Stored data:
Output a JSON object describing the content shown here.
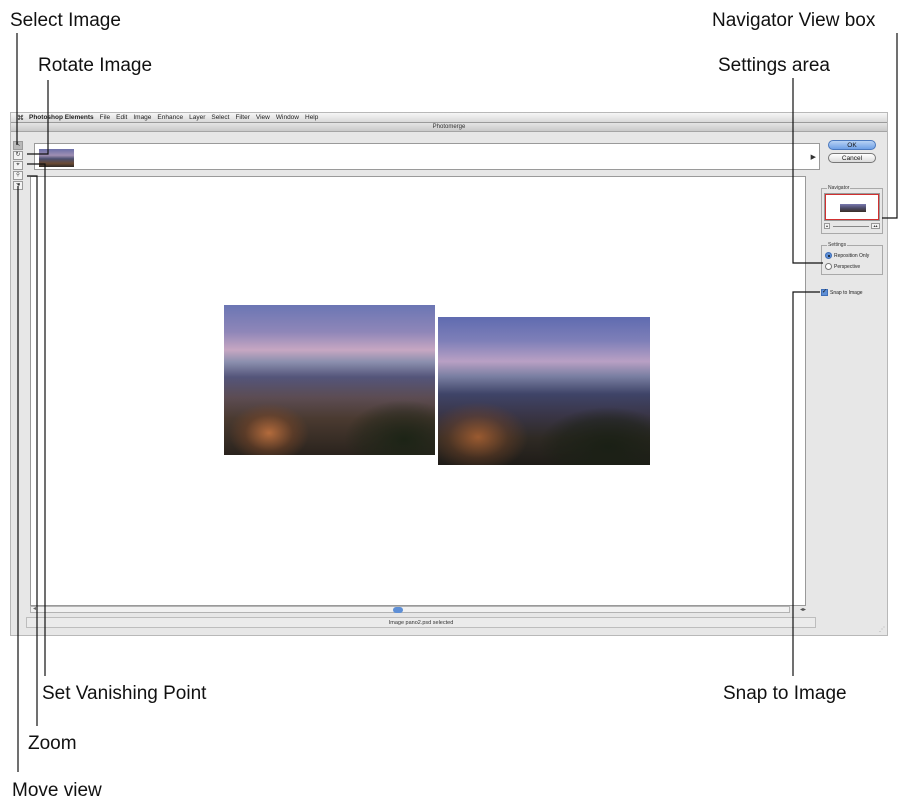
{
  "callouts": {
    "select_image": "Select Image",
    "rotate_image": "Rotate Image",
    "navigator_view_box": "Navigator View box",
    "settings_area": "Settings area",
    "set_vanishing_point": "Set Vanishing Point",
    "snap_to_image": "Snap to Image",
    "zoom": "Zoom",
    "move_view": "Move view"
  },
  "menubar": {
    "apple": "",
    "app_name": "Photoshop Elements",
    "items": [
      "File",
      "Edit",
      "Image",
      "Enhance",
      "Layer",
      "Select",
      "Filter",
      "View",
      "Window",
      "Help"
    ]
  },
  "window": {
    "title": "Photomerge"
  },
  "toolbox": {
    "select_image_glyph": "↖",
    "rotate_image_glyph": "↻",
    "vanishing_point_glyph": "⌖",
    "zoom_glyph": "🔍",
    "move_view_glyph": "✋"
  },
  "buttons": {
    "ok": "OK",
    "cancel": "Cancel"
  },
  "navigator": {
    "label": "Navigator"
  },
  "settings": {
    "label": "Settings",
    "options": [
      "Reposition Only",
      "Perspective"
    ],
    "selected": "Reposition Only"
  },
  "snap_to_image": {
    "label": "Snap to Image",
    "checked": true
  },
  "status": {
    "text": "Image pano2.psd selected"
  },
  "colors": {
    "accent": "#5e8fd6",
    "navigator_frame": "#d03030"
  },
  "icons": {
    "lightbox_scroll": "chevron-right-icon",
    "scroll_arrows": "arrows-icon"
  }
}
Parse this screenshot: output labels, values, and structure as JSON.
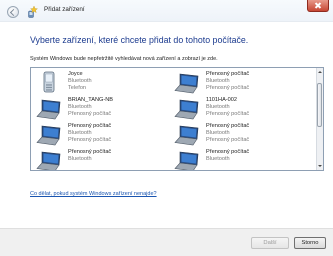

> **STATED PROBLEM**
Please transcribe the material above exactly as written. Leave the pictures out.

> **CORRECT OUTPUT**
Output a JSON object describing the content shown here.
{
  "callouts": {
    "select_image": "Select Image",
    "rotate_image": "Rotate Image",
    "navigator_view_box": "Navigator View box",
    "settings_area": "Settings area",
    "set_vanishing_point": "Set Vanishing Point",
    "snap_to_image": "Snap to Image",
    "zoom": "Zoom",
    "move_view": "Move view"
  },
  "menubar": {
    "apple": "",
    "app_name": "Photoshop Elements",
    "items": [
      "File",
      "Edit",
      "Image",
      "Enhance",
      "Layer",
      "Select",
      "Filter",
      "View",
      "Window",
      "Help"
    ]
  },
  "window": {
    "title": "Photomerge"
  },
  "toolbox": {
    "select_image_glyph": "↖",
    "rotate_image_glyph": "↻",
    "vanishing_point_glyph": "⌖",
    "zoom_glyph": "🔍",
    "move_view_glyph": "✋"
  },
  "buttons": {
    "ok": "OK",
    "cancel": "Cancel"
  },
  "navigator": {
    "label": "Navigator"
  },
  "settings": {
    "label": "Settings",
    "options": [
      "Reposition Only",
      "Perspective"
    ],
    "selected": "Reposition Only"
  },
  "snap_to_image": {
    "label": "Snap to Image",
    "checked": true
  },
  "status": {
    "text": "Image pano2.psd selected"
  },
  "colors": {
    "accent": "#5e8fd6",
    "navigator_frame": "#d03030"
  },
  "icons": {
    "lightbox_scroll": "chevron-right-icon",
    "scroll_arrows": "arrows-icon"
  }
}
Parse this screenshot: output labels, values, and structure as JSON.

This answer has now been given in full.